>> START
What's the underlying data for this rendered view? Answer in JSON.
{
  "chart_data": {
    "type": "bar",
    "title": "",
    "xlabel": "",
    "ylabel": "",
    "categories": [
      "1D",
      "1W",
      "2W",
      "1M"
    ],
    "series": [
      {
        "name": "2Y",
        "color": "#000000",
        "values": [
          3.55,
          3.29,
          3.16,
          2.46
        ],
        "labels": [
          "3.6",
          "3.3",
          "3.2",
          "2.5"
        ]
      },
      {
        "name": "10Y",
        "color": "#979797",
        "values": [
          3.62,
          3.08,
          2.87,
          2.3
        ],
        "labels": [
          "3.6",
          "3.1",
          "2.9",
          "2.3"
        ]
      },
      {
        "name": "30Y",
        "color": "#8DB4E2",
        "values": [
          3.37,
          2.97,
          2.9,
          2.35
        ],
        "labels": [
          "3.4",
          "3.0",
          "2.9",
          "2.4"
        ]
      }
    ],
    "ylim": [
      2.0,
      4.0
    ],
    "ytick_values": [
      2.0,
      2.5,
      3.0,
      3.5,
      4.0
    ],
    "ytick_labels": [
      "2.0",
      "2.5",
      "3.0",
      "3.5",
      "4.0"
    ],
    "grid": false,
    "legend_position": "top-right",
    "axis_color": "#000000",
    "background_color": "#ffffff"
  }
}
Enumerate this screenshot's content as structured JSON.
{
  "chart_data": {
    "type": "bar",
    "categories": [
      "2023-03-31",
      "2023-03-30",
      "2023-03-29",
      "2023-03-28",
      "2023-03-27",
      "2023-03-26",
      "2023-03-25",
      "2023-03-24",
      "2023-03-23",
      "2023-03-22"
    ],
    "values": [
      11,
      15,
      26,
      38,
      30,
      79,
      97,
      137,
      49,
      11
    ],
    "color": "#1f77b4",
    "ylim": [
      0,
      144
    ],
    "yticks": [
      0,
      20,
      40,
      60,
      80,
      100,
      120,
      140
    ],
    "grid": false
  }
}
>> END
__Instructions to follow__: Find the lines that include the string "this", then copy each of them.

__Correct answer__:
What's the underlying data for this rendered view? Answer in JSON.
Enumerate this screenshot's content as structured JSON.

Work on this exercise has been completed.